▶ **AIM OF THE TASK**:
Answer with a single number: how many lines in the listing below include "this"?

▶ **RECORDS SUPPLIED**:

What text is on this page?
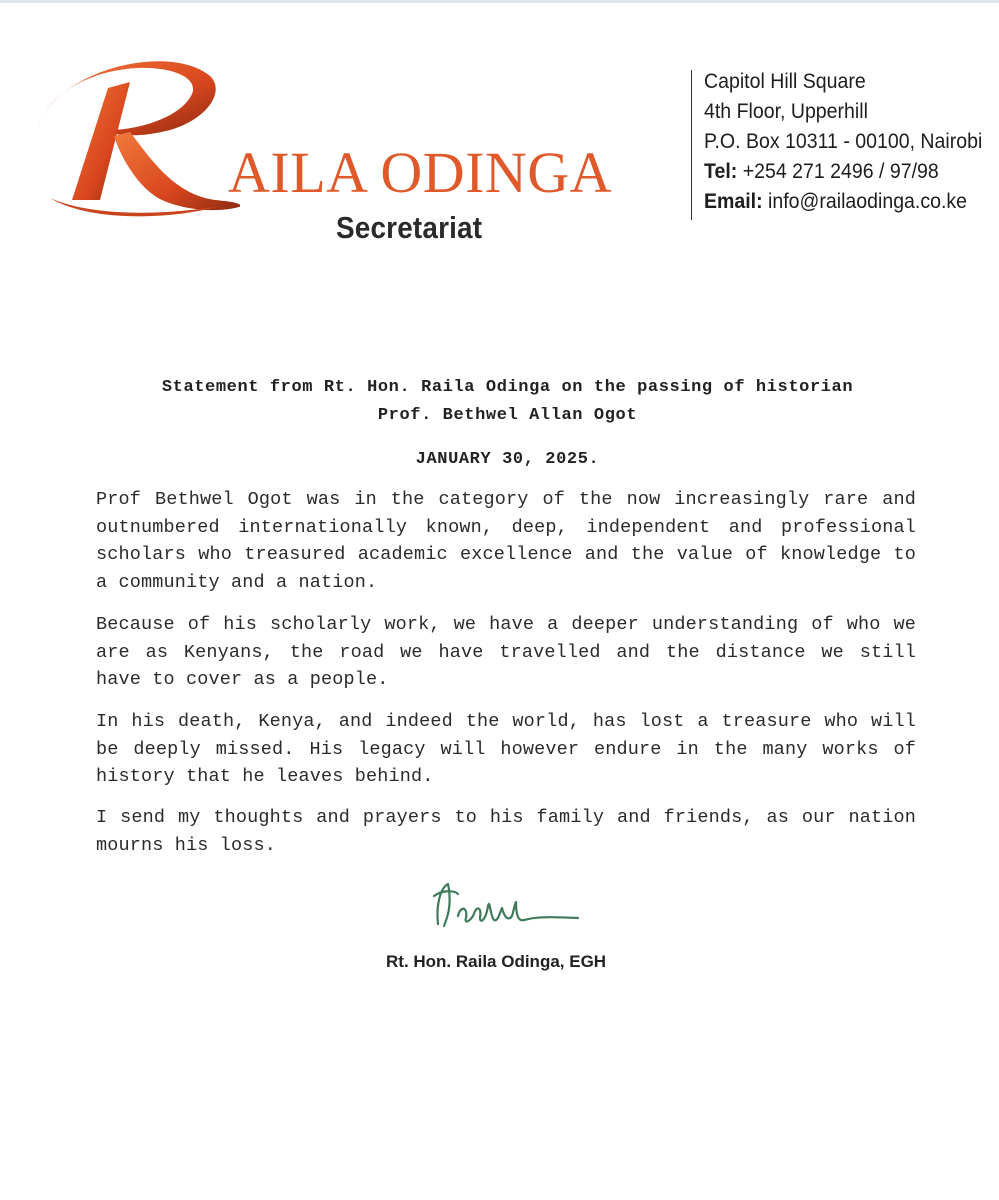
AILA ODINGA
Secretariat
Capitol Hill Square
4th Floor, Upperhill
P.O. Box 10311 - 00100, Nairobi
Tel: +254 271 2496 / 97/98
Email: info@railaodinga.co.ke
Statement from Rt. Hon. Raila Odinga on the passing of historian
Prof. Bethwel Allan Ogot
JANUARY 30, 2025.

Prof Bethwel Ogot was in the category of the now increasingly rare and outnumbered internationally known, deep, independent and professional scholars who treasured academic excellence and the value of knowledge to a community and a nation.

Because of his scholarly work, we have a deeper understanding of who we are as Kenyans, the road we have travelled and the distance we still have to cover as a people.

In his death, Kenya, and indeed the world, has lost a treasure who will be deeply missed. His legacy will however endure in the many works of history that he leaves behind.

I send my thoughts and prayers to his family and friends, as our nation mourns his loss.

Rt. Hon. Raila Odinga, EGH
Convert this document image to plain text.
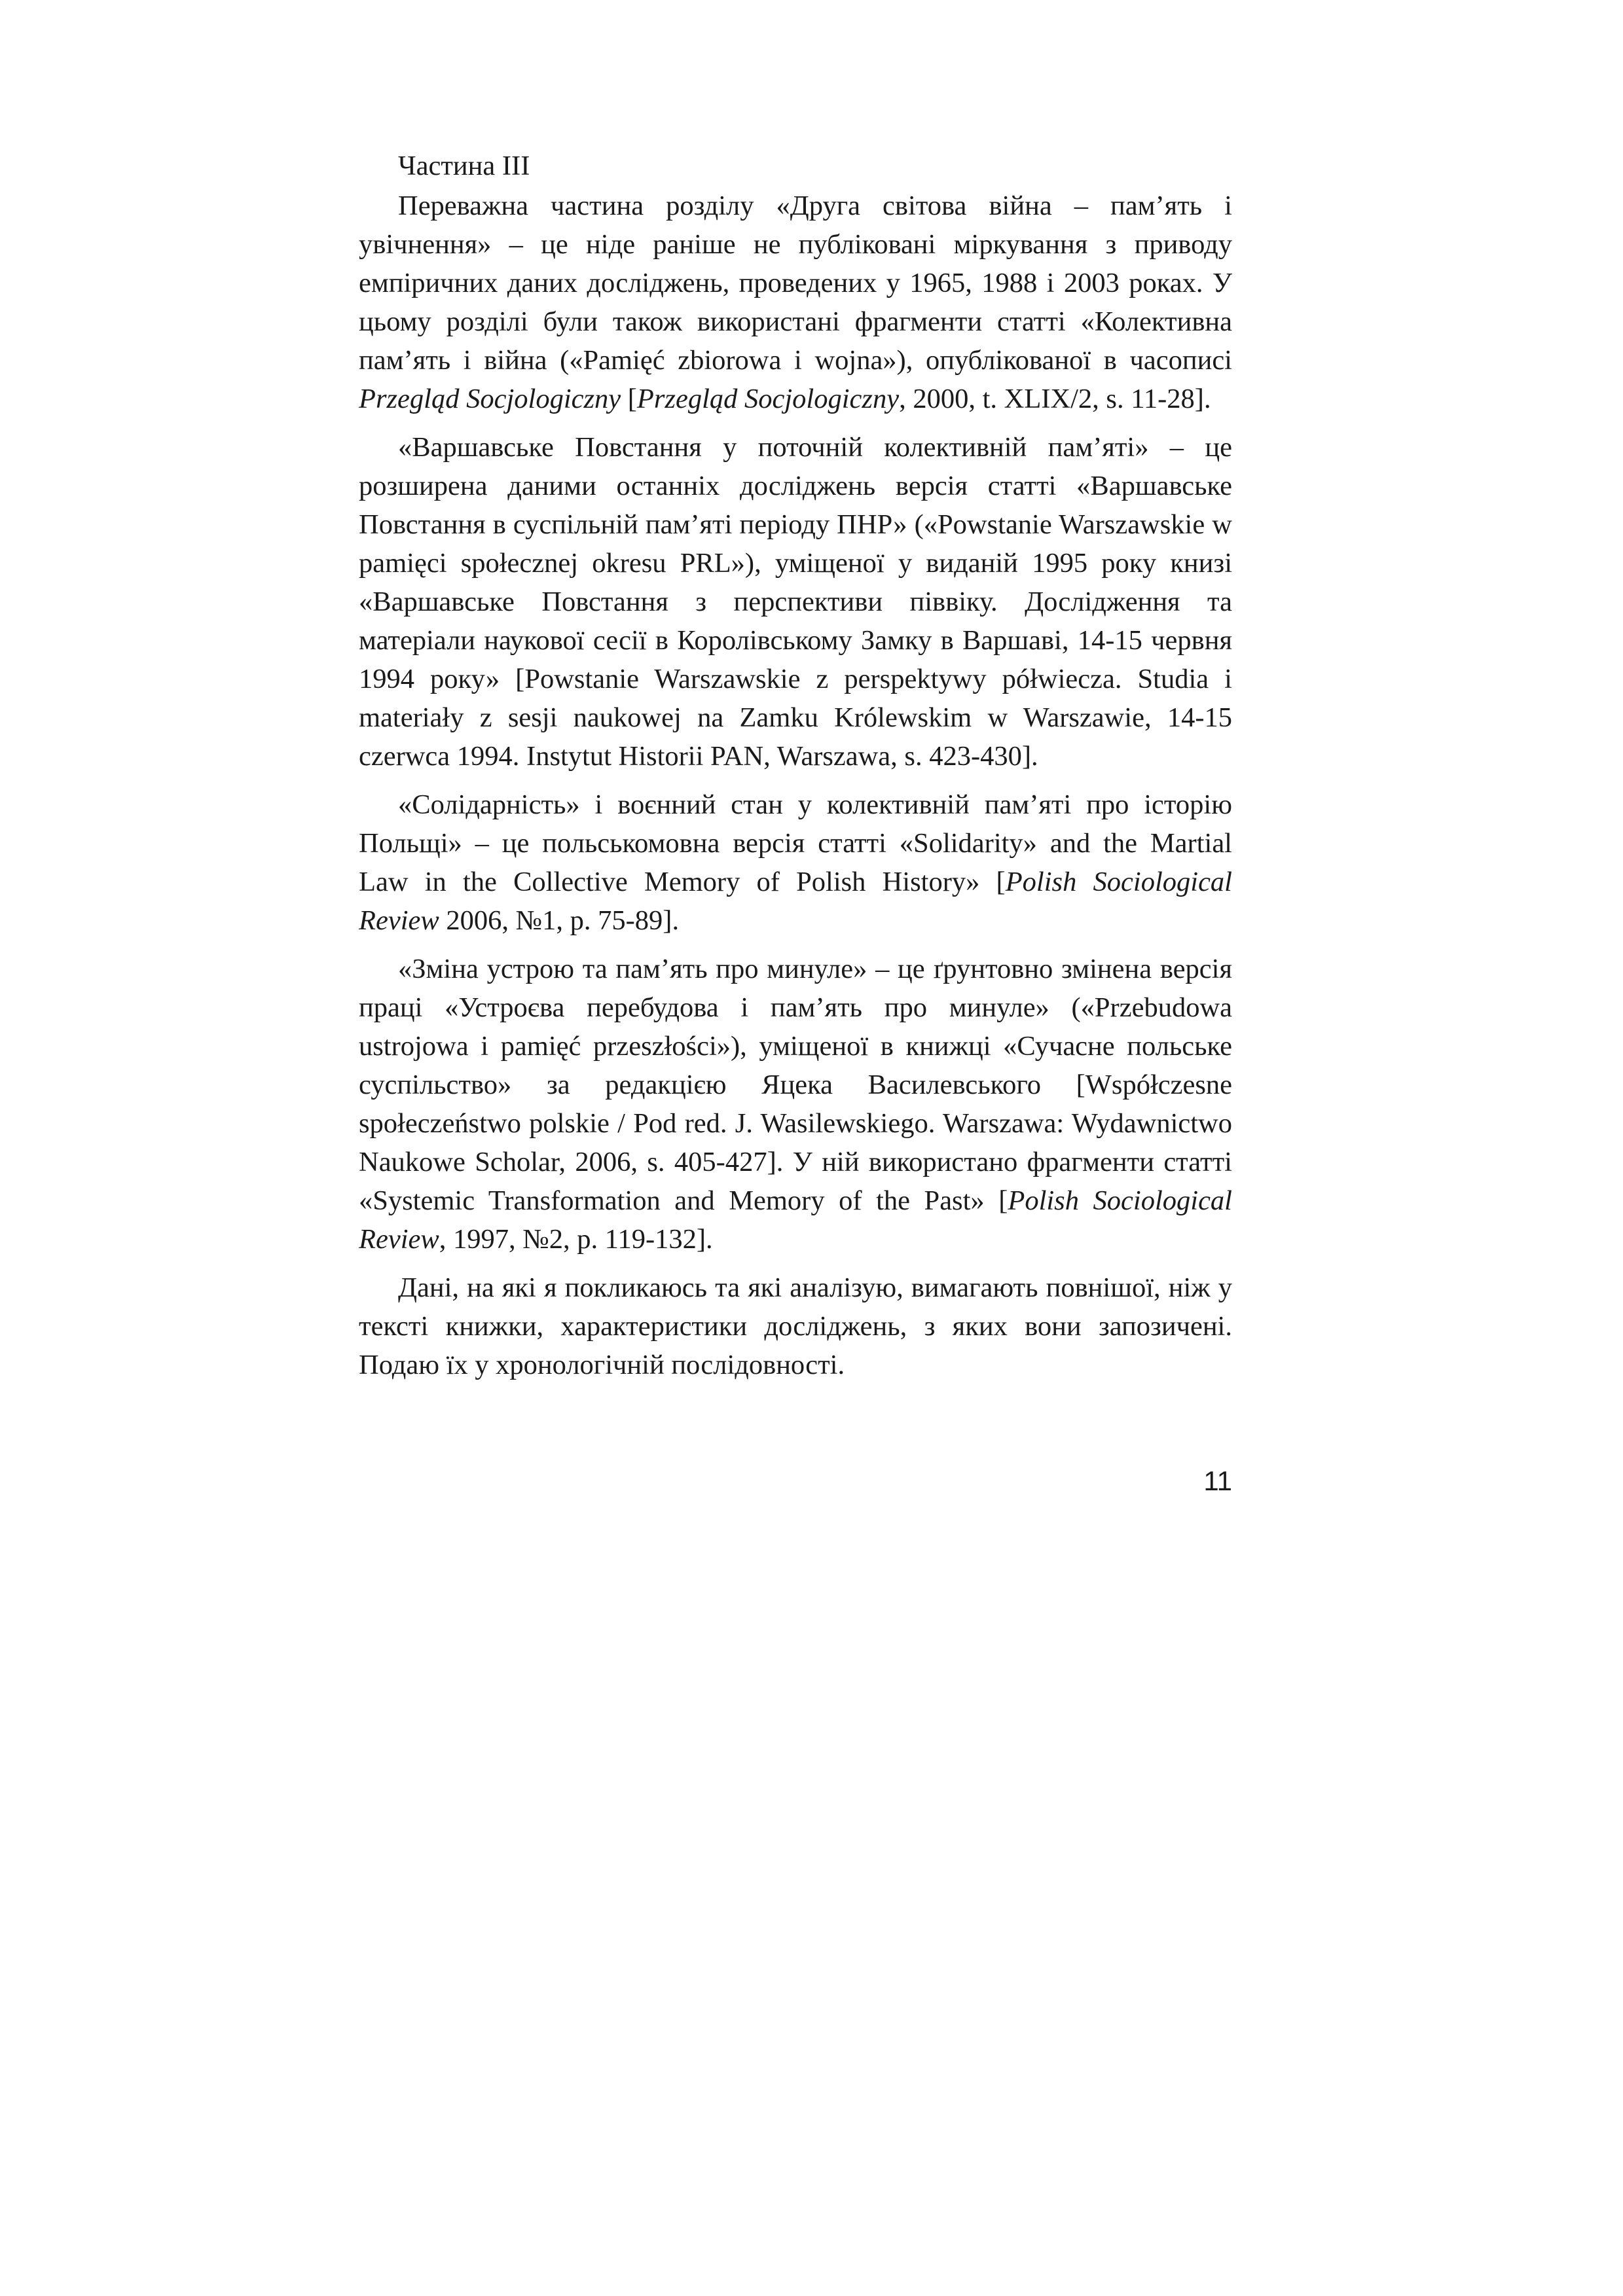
Частина ІІІ

Переважна частина розділу «Друга світова війна – пам’ять і увічнення» – це ніде раніше не публіковані міркування з приводу емпіричних даних досліджень, проведених у 1965, 1988 і 2003 роках. У цьому розділі були також використані фрагменти статті «Колективна пам’ять і війна («Pamięć zbiorowa i wojna»), опублікованої в часописі Przegląd Socjologiczny [Przegląd Socjologiczny, 2000, t. XLIX/2, s. 11-28].

«Варшавське Повстання у поточній колективній пам’яті» – це розширена даними останніх досліджень версія статті «Варшавське Повстання в суспільній пам’яті періоду ПНР» («Powstanie Warszawskie w pamięci społecznej okresu PRL»), уміщеної у виданій 1995 року книзі «Варшавське Повстання з перспективи піввіку. Дослідження та матеріали наукової сесії в Королівському Замку в Варшаві, 14-15 червня 1994 року» [Powstanie Warszawskie z perspektywy półwiecza. Studia i materiały z sesji naukowej na Zamku Królewskim w Warszawie, 14-15 czerwca 1994. Instytut Historii PAN, Warszawa, s. 423-430].

«Солідарність» і воєнний стан у колективній пам’яті про історію Польщі» – це польськомовна версія статті «Solidarity» and the Martial Law in the Collective Memory of Polish History» [Polish Sociological Review 2006, №1, p. 75-89].

«Зміна устрою та пам’ять про минуле» – це ґрунтовно змінена версія праці «Устроєва перебудова і пам’ять про минуле» («Przebudowa ustrojowa i pamięć przeszłości»), уміщеної в книжці «Сучасне польське суспільство» за редакцією Яцека Василевського [Współczesne społeczeństwo polskie / Pod red. J. Wasilewskiego. Warszawa: Wydawnictwo Naukowe Scholar, 2006, s. 405-427]. У ній використано фрагменти статті «Systemic Transformation and Memory of the Past» [Polish Sociological Review, 1997, №2, p. 119-132].

Дані, на які я покликаюсь та які аналізую, вимагають повнішої, ніж у тексті книжки, характеристики досліджень, з яких вони запозичені. Подаю їх у хронологічній послідовності.

11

▶ **FINISHED EXERCISE**:
2